- [GIVEN PROBLEM] Locate all lines with the word "исполнительных" and copy them out.

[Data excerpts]

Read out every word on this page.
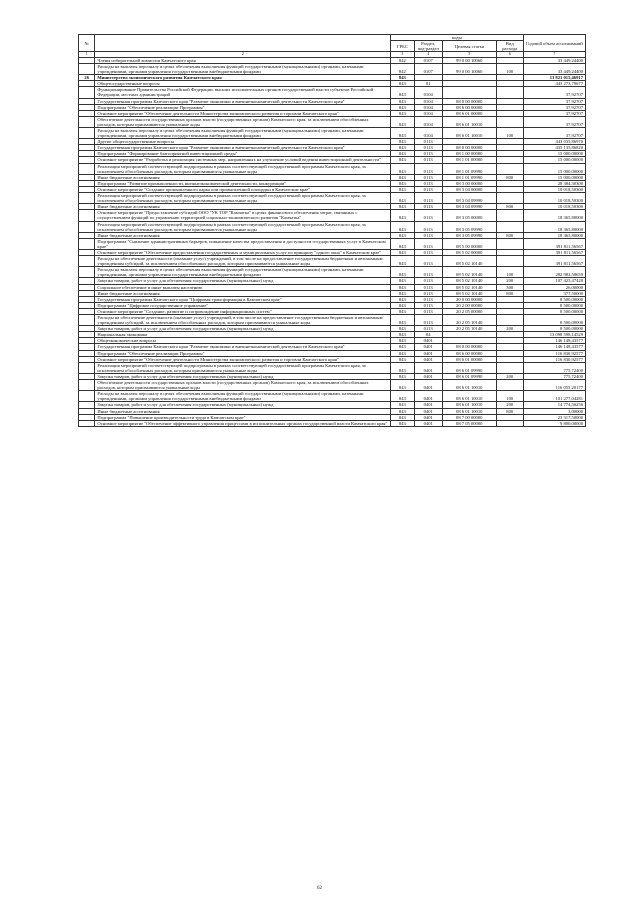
№		коды				Годовой объем ассигнований
		ГРБС	Раздел, под-раздел	Целевая статья	Вид расхода	
1	2	3	4	5	6	7
	Члены избирательной комиссии Камчатского края	842	0107	99 0 00 10060		33 449,24400
	Расходы на выплаты персоналу в целях обеспечения выполнения функций государственными (муниципальными) органами, казенными учреждениями, органами управления государственными внебюджетными фондами	842	0107	99 0 00 10060	100	33 449,24400
26	Министерство экономического развития Камчатского края	843				13 821 015,46917
	Общегосударственные вопросы	843	01			443 273,79677
	Функционирование Правительства Российской Федерации, высших исполнительных органов государственной власти субъектов Российской Федерации, местных администраций	843	0104			37,92707
	Государственная программа Камчатского края "Развитие экономики и внешнеэкономической деятельности Камчатского края"	843	0104	08 0 00 00000		37,92707
	Подпрограмма "Обеспечение реализации Программы"	843	0104	08 6 00 00000		37,92707
	Основное мероприятие "Обеспечение деятельности Министерства экономического развития и торговли Камчатского края"	843	0104	08 6 01 00000		37,92707
	Обеспечение деятельности государственных органов власти (государственных органов) Камчатского края, за исключением обособленных расходов, которым присваиваются уникальные коды	843	0104	08 6 01 10010		37,92707
	Расходы на выплаты персоналу в целях обеспечения выполнения функций государственными (муниципальными) органами, казенными учреждениями, органами управления государственными внебюджетными фондами	843	0104	08 6 01 10010	100	37,92707
	Другие общегосударственные вопросы	843	0113			443 035,86970
	Государственная программа Камчатского края "Развитие экономики и внешнеэкономической деятельности Камчатского края"	843	0113	08 0 00 00000		435 135,86820
	Подпрограмма "Формирование благоприятной инвестиционной среды"	843	0113	08 1 00 00000		15 000,00000
	Основное мероприятие "Разработка и реализация системных мер, направленных на улучшение условий ведения инвестиционной деятельности"	843	0113	08 1 01 00000		15 000,00000
	Реализация мероприятий соответствующей подпрограммы в рамках соответствующей государственной программы Камчатского края, за исключением обособленных расходов, которым присваиваются уникальные коды	843	0113	08 1 01 09990		15 000,00000
	Иные бюджетные ассигнования	843	0113	08 1 01 09990	800	15 000,00000
	Подпрограмма "Развитие промышленности, внешнеэкономической деятельности, конкуренции"	843	0113	08 3 00 00000		28 384,30300
	Основное мероприятие "Создание промышленного парка или промышленной площадки в Камчатском крае"	843	0113	08 3 04 00000		10 018,50300
	Реализация мероприятий соответствующей подпрограммы в рамках соответствующей государственной программы Камчатского края, за исключением обособленных расходов, которым присваиваются уникальные коды	843	0113	08 3 04 09990		10 018,50300
	Иные бюджетные ассигнования	843	0113	08 3 04 09990	800	10 018,50300
	Основное мероприятие "Предоставление субсидий ООО "УК ТОР "Камчатка" в целях финансового обеспечения затрат, связанных с осуществлением функций по управлению территорией социально-экономического развития "Камчатка"	843	0113	08 3 05 00000		18 365,80000
	Реализация мероприятий соответствующей подпрограммы в рамках соответствующей государственной программы Камчатского края, за исключением обособленных расходов, которым присваиваются уникальные коды	843	0113	08 3 05 09990		18 365,80000
	Иные бюджетные ассигнования	843	0113	08 3 05 09990	800	18 365,80000
	Подпрограмма "Снижение административных барьеров, повышение качества предоставления и доступности государственных услуг в Камчатском крае"	843	0113	08 5 00 00000		391 811,56567
	Основное мероприятие "Обеспечение предоставления государственных и муниципальных услуг по принципу "одного окна" в Камчатском крае"	843	0113	08 5 02 00000		391 811,56567
	Расходы на обеспечение деятельности (оказание услуг) учреждений, в том числе на предоставление государственным бюджетным и автономным учреждениям субсидий, за исключением обособленных расходов, которым присваиваются уникальные коды	843	0113	08 5 02 10140		391 811,56567
	Расходы на выплаты персоналу в целях обеспечения выполнения функций государственными (муниципальными) органами, казенными учреждениями, органами управления государственными внебюджетными фондами	843	0113	08 5 02 10140	100	282 982,58659
	Закупка товаров, работ и услуг для обеспечения государственных (муниципальных) нужд	843	0113	08 5 02 10140	200	107 425,47428
	Социальное обеспечение и иные выплаты населению	843	0113	08 5 02 10140	300	26,00000
	Иные бюджетные ассигнования	843	0113	08 5 02 10140	800	377,50000
	Государственная программа Камчатского края "Цифровая трансформация в Камчатском крае"	843	0113	20 0 00 00000		8 500,00000
	Подпрограмма "Цифровое государственное управление"	843	0113	20 2 00 00000		8 500,00000
	Основное мероприятие "Создание, развитие и сопровождение информационных систем"	843	0113	20 2 05 00000		8 500,00000
	Расходы на обеспечение деятельности (оказание услуг) учреждений, в том числе на предоставление государственным бюджетным и автономным учреждениям субсидий, за исключением обособленных расходов, которым присваиваются уникальные коды	843	0113	20 2 05 10140		8 500,00000
	Закупка товаров, работ и услуг для обеспечения государственных (муниципальных) нужд	843	0113	20 2 05 10140	200	8 500,00000
	Национальная экономика	843	04			13 098 598,14529
	Общеэкономические вопросы	843	0401			146 148,43577
	Государственная программа Камчатского края "Развитие экономики и внешнеэкономической деятельности Камчатского края"	843	0401	08 0 00 00000		146 148,43577
	Подпрограмма "Обеспечение реализации Программы"	843	0401	08 6 00 00000		116 830,92577
	Основное мероприятие "Обеспечение деятельности Министерства экономического развития и торговли Камчатского края"	843	0401	08 6 01 00000		116 830,92577
	Реализация мероприятий соответствующей подпрограммы в рамках соответствующей государственной программы Камчатского края, за исключением обособленных расходов, которым присваиваются уникальные коды	843	0401	08 6 01 09990		775,72400
	Закупка товаров, работ и услуг для обеспечения государственных (муниципальных) нужд	843	0401	08 6 01 09990	200	775,72400
	Обеспечение деятельности государственных органов власти (государственных органов) Камчатского края, за исключением обособленных расходов, которым присваиваются уникальные коды	843	0401	08 6 01 10010		116 055,20177
	Расходы на выплаты персоналу в целях обеспечения выполнения функций государственными (муниципальными) органами, казенными учреждениями, органами управления государственными внебюджетными фондами	843	0401	08 6 01 10010	100	101 277,04281
	Закупка товаров, работ и услуг для обеспечения государственных (муниципальных) нужд	843	0401	08 6 01 10010	200	14 774,56256
	Иные бюджетные ассигнования	843	0401	08 6 01 10010	800	3,00000
	Подпрограмма "Повышение производительности труда в Камчатском крае"	843	0401	08 7 00 00000		23 317,50000
	Основное мероприятие "Обеспечение эффективного управления процессами в исполнительных органах государственной власти Камчатского края"	843	0401	08 7 05 00000		9 800,00000
62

- [FINAL ANSWER]
	Функционирование Правительства Российской Федерации, высших исполнительных органов государственной власти субъектов Российской Федерации, местных администраций	843	0104			37,92707
	Основное мероприятие "Обеспечение эффективного управления процессами в исполнительных органах государственной власти Камчатского края"	843	0401	08 7 05 00000		9 800,00000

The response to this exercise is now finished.